■ Извлечённый текст ■

Алекс Вурхойв: А насколько теория, основанная на оценке человеческих интересов, способна охватить все нравственное поле в случае взрослых. Например, в ней нет места такой общепринятой ценности, как независимость или право на самоуправление.
Питер Сингер: Независимость важна в той мере, в которой она позволяет удовлетворять наши интересы.
Алекс Вурхойв: Но человек может быть независим и не стремиться оптимально удовлетворить свои интересы. Например, он может принимать галлюциногенные грибы с полным сознанием их вреда. И уважение к его независимости кажется достаточной причиной, чтобы не попирать его права. Получается, что независимость важна не только тогда, когда позволяет нам удовлетворять наши интересы.
Питер Сингер: Я не согласен. В той степени, в которой независимость дает людям возможность делать выбор, не увеличивающий их благосостояние, она не является ценностью, и мы ее ограничиваем. Это уместно в случае детей, душевнобольных и т.д.
Алекс Вурхойв: Тем не менее кажется, что взрослый здоровый человек несет особенную ответственность за свою жизнь. Нам кажется, что люди, сами себе навредившие, имеют в некотором смысле меньше прав на нашу поддержку. Предположим, что мы распределяем ресурсы министерства здравоохранения. В нашей стране две одинаково большие группы больных, но, как всегда, бюджета хватит только не лечение одной из них. Первые заболели после осознанного (и легального) употребления галлюциногенных грибов, у вторых — в случайном порядке выработалась почечная недостаточность. Предположим, что оба недуга одинаково серьезные. Здесь, при прочих равных, кажется, стоит помочь тем, у кого отказали почки.

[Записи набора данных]
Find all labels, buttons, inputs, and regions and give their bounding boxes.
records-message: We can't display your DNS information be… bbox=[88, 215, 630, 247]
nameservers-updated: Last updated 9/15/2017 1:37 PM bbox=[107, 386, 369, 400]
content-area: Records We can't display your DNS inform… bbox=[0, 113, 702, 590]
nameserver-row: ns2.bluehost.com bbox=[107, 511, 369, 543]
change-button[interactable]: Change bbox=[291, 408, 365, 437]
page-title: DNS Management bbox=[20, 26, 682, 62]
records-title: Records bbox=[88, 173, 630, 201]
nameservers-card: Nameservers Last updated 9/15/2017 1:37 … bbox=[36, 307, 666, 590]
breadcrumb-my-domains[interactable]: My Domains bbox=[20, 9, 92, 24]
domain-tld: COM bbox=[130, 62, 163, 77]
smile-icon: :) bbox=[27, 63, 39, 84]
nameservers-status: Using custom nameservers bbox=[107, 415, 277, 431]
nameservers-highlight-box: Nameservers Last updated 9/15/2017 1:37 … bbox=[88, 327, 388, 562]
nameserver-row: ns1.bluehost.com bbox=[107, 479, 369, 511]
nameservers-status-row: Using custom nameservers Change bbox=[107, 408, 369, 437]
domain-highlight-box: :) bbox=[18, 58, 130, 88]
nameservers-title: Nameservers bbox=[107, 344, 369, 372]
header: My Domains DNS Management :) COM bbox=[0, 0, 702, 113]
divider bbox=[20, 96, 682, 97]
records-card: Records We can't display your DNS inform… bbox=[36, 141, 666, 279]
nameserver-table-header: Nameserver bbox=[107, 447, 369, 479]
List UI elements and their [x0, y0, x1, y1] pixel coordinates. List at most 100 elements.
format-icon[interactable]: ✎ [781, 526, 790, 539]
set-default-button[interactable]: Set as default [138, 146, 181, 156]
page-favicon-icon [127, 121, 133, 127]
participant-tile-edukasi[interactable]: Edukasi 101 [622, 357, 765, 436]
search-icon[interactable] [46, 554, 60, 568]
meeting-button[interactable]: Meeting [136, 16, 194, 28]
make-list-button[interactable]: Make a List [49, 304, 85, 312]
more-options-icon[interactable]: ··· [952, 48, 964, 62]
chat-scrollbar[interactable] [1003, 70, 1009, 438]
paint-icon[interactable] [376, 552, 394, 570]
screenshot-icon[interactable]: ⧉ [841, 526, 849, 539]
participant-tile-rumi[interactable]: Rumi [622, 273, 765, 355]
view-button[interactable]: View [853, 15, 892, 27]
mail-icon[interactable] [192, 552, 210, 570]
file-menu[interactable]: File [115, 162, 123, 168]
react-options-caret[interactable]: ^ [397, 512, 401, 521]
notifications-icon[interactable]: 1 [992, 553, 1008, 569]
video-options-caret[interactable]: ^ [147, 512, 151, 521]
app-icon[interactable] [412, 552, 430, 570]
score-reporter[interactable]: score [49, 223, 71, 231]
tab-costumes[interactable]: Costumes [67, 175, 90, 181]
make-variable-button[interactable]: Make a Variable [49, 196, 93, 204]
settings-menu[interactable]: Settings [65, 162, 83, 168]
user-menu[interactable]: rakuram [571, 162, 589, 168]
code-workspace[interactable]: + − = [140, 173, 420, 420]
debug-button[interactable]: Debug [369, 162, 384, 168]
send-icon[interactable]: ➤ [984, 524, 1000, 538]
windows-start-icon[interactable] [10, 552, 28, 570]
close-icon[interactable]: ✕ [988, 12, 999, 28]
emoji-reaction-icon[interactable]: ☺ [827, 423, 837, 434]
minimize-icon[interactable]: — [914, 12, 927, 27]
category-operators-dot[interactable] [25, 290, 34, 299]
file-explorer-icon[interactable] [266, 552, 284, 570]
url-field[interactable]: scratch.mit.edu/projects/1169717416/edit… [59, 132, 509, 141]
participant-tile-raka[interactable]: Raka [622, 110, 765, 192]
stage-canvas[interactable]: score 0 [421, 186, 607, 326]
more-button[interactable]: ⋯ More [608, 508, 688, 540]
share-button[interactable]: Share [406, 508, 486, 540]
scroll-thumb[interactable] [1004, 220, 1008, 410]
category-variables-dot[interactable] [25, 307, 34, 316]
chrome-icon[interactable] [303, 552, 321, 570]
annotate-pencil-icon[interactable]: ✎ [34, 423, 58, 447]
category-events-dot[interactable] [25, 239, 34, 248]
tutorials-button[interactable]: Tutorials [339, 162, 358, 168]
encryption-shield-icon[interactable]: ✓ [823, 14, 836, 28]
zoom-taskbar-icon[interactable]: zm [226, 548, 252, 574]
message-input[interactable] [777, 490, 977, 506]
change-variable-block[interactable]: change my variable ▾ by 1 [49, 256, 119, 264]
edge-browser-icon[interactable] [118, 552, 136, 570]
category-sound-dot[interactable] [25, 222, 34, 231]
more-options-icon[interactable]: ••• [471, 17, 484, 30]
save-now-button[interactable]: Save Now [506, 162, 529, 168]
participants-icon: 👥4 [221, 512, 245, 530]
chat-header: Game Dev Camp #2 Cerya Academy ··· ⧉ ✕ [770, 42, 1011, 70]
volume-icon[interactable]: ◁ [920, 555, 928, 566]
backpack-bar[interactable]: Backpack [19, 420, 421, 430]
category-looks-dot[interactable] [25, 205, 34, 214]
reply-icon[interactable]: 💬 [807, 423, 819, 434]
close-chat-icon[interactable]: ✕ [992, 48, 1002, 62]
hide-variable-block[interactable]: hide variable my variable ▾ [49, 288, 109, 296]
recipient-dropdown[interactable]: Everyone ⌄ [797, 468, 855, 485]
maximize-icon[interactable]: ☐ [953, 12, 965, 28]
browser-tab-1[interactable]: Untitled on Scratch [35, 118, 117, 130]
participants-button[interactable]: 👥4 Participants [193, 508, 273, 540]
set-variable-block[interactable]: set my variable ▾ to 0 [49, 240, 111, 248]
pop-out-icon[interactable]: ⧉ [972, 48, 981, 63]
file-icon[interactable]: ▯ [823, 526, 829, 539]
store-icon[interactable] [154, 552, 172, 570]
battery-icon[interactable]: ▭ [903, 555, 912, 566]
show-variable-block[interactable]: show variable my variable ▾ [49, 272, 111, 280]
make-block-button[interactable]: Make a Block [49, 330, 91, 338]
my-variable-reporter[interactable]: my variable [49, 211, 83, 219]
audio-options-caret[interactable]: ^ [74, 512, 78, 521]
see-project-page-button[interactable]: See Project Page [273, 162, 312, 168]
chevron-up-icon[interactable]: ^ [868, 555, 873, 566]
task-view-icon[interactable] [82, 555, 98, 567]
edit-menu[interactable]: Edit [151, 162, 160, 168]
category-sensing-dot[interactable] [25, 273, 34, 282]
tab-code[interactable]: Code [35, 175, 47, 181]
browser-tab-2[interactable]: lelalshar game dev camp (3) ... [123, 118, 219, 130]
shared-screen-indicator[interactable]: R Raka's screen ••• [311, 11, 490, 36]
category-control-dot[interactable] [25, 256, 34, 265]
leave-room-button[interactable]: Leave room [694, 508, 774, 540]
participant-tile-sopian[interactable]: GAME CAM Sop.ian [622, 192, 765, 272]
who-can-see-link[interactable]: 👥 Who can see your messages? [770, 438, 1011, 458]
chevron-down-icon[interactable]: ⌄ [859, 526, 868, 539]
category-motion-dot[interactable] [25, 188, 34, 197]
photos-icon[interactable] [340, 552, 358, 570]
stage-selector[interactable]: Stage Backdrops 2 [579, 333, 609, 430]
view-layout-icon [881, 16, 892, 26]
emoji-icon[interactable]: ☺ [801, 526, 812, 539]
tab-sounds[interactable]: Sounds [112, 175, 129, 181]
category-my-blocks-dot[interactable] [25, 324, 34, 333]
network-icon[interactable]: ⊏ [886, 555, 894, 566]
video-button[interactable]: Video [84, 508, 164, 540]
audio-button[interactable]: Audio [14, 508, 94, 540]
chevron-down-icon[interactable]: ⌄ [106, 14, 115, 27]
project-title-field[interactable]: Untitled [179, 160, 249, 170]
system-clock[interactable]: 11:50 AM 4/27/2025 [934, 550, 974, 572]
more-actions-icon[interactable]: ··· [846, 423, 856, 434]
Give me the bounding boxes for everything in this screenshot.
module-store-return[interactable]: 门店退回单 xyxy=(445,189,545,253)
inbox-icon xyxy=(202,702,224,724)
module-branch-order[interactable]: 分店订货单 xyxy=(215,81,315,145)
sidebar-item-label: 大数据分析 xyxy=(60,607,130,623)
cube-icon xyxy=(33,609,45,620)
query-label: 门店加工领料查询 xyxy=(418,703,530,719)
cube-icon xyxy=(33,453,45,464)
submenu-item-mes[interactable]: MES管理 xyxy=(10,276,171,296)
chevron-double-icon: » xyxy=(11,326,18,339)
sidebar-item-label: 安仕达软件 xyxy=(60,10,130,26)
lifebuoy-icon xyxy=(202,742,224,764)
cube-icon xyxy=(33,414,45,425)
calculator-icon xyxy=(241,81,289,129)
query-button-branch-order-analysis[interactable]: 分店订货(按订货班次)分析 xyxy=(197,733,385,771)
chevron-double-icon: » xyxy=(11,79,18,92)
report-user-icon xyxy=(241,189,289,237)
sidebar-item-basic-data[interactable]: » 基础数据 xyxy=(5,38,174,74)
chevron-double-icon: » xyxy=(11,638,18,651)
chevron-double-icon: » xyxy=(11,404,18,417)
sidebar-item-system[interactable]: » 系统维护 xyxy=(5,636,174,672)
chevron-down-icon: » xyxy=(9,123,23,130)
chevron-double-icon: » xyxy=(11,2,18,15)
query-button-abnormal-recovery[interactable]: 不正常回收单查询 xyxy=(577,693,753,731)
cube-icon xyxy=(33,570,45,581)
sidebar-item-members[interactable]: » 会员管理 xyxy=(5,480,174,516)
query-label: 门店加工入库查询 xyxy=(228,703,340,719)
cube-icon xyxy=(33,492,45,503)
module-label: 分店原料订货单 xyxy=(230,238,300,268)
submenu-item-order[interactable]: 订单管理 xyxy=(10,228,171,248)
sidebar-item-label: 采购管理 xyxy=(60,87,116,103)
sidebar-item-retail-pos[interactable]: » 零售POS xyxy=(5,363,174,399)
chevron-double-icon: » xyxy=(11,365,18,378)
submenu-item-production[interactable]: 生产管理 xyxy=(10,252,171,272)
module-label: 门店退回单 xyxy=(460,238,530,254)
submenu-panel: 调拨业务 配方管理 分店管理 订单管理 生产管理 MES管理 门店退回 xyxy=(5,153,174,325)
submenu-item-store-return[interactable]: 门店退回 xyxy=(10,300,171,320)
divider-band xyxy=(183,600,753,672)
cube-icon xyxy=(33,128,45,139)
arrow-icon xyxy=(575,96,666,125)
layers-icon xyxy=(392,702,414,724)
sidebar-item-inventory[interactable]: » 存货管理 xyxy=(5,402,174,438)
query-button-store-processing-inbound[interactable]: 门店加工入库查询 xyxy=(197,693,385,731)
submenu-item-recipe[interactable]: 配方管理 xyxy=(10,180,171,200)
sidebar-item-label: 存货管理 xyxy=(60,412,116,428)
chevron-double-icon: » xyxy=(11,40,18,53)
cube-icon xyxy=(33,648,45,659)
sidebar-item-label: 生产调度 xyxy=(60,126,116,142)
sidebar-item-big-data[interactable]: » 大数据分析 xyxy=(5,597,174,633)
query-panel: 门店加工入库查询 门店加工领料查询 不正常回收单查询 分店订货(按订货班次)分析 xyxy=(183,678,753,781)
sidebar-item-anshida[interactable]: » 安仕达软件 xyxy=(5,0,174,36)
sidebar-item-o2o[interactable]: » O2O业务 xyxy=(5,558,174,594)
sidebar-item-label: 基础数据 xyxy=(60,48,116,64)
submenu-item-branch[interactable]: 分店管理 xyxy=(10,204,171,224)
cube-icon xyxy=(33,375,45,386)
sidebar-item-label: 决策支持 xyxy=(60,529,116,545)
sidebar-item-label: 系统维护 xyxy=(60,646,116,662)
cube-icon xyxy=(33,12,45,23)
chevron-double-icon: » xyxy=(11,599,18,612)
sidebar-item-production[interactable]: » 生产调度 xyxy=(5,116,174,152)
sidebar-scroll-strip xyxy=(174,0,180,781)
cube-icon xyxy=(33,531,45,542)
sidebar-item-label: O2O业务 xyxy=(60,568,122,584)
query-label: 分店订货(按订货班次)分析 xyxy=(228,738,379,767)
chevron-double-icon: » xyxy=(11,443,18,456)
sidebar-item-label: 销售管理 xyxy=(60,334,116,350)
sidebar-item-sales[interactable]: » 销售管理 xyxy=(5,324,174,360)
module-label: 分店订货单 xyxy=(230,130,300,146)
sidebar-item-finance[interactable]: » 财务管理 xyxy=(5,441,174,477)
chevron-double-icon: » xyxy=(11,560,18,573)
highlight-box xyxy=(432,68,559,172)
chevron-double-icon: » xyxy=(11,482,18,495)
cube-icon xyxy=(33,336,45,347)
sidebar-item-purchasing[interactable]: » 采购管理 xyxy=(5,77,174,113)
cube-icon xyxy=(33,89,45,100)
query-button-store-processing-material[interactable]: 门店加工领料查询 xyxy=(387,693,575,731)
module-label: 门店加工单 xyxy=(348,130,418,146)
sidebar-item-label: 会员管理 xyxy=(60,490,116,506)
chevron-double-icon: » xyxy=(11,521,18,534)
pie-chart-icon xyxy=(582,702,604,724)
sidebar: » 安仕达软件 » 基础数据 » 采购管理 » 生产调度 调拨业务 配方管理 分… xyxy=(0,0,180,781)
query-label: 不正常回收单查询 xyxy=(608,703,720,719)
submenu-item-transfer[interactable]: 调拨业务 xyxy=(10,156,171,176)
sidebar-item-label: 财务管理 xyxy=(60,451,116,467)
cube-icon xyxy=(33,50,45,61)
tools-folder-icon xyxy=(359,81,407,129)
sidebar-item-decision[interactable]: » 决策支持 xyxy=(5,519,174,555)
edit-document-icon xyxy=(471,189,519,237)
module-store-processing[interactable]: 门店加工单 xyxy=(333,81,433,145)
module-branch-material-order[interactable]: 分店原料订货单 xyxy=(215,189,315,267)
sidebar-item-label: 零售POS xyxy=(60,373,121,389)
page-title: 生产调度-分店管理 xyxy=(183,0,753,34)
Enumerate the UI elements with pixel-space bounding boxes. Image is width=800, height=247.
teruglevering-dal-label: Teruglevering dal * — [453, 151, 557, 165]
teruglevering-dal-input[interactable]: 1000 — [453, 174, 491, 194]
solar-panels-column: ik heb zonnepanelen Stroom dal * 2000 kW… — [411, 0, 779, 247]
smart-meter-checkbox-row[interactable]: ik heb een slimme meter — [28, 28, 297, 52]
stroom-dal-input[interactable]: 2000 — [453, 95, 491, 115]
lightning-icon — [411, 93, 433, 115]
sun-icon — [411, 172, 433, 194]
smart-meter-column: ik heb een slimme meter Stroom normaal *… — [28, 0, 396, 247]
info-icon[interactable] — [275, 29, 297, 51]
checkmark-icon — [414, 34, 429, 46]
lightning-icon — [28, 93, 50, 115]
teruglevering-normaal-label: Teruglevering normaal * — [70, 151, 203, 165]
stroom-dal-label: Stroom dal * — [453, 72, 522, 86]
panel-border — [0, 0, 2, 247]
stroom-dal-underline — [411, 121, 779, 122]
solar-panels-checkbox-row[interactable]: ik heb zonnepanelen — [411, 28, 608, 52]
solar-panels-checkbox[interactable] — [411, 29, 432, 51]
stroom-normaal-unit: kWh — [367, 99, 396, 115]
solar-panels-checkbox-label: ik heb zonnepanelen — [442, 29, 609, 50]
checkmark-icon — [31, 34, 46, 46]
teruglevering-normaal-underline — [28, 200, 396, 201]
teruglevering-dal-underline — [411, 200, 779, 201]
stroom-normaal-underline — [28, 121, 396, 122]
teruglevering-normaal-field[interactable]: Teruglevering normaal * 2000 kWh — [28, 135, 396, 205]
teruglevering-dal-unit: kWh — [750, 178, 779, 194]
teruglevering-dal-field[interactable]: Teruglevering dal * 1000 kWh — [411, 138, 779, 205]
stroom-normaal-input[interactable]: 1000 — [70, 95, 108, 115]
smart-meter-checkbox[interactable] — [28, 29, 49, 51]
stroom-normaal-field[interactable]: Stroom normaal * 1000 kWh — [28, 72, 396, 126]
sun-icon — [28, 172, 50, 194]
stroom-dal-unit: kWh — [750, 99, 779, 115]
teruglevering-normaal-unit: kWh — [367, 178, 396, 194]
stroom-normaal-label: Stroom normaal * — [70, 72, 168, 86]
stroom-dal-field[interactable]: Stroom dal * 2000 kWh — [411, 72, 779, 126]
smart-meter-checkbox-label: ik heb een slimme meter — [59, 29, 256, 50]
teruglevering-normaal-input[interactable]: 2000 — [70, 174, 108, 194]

■ Задание 1 ■
Обновите фрагмент беседы о независимости, начиная со слов "Алекс Вурхойв: Тем" и заканчивая словами "кого отказали почки.", заменив "министерства здравоохранения" на "городской больницы".
■ Задание 2 ■
Напишите продолжение беседы о независимости, которое следует за её последней фразой.
Строки с данными здесь никакой роли не играют.

■ Письменный ответ 1 ■
Алекс Вурхойв: Тем не менее кажется, что взрослый здоровый человек несет особенную ответственность за свою жизнь. Нам кажется, что люди, сами себе навредившие, имеют в некотором смысле меньше прав на нашу поддержку. Предположим, что мы распределяем ресурсы городской больницы. В нашей стране две одинаково большие группы больных, но, как всегда, бюджета хватит только не лечение одной из них. Первые заболели после осознанного (и легального) употребления галлюциногенных грибов, у вторых — в случайном порядке выработалась почечная недостаточность. Предположим, что оба недуга одинаково серьезные. Здесь, при прочих равных, кажется, стоит помочь тем, у кого отказали почки.

■ Письменный ответ 2 ■
Питер Сингер: Разумеется, я считаю, что стоит учить людей нести ответственность за свое благосостояние, потому что это уменьшает нагрузку на остальное общество, которому пришлось бы в противном случае решать эту проблему. И я принимаю, по крайней мере некоторые, аргументы Милля об ограничении вмешательства государства в жизнь отдельных людей (речь идет о классической работе английского экономиста, политолога и философа Джона Стюарта Милля «О свободе». — Esquire). Но я не думаю, что этот принцип стоит делать абсолютным. Даже если отойти от утилитарных соображений, я отрицаю, что в нашей жизни серьезную роль играет понятие выбора, то есть идея того, что кто-то мог повести себя иначе. Это приводит нас к тому, о чем здесь еще не шло речи — к понятию свободной воли. Мне кажется, в действительности ее не существует. То есть чем больше мы знаем о причинах нашего поведения, тем меньше в это верится. Возьмем знаменитое исследование Вальтера Мишела. Четырехлетним детям предлагается пастила, но со следующим условием: они могут съесть ее немедленно, либо подождать, пока ученый сходит за другой пастилой, и получить обе. Ребенка оставляют в комнате один на один с пастилой, и продолжаться это может до двадцати минут. Часть детей сразу съедали пастилу, другие ждали возвращения ученого. Впоследствии Мишел исследовал, как эти дети различаются в возрасте 18 лет. Оказалось, что те, кто дождались второй пастилы, были гораздо более успешными, в частности, имели более высокую успеваемость в школе. Это исследование имеет отношение к нашему вопросу, потому что оно показывает, что способность делать взвешенный выбор — вопрос удачи. Тому, кто принял галлюциногенные грибы, не повезло точно так же, как тому, кто выработал почечную недостаточность. Это не означает, конечно, что утилитаризм подразумевает отсутствие свободной воли; можно верить в ее существование и оставаться утилитаристом. Но я думаю, что утилитаризм больше подходит тем, кто не верит в свободу выбора.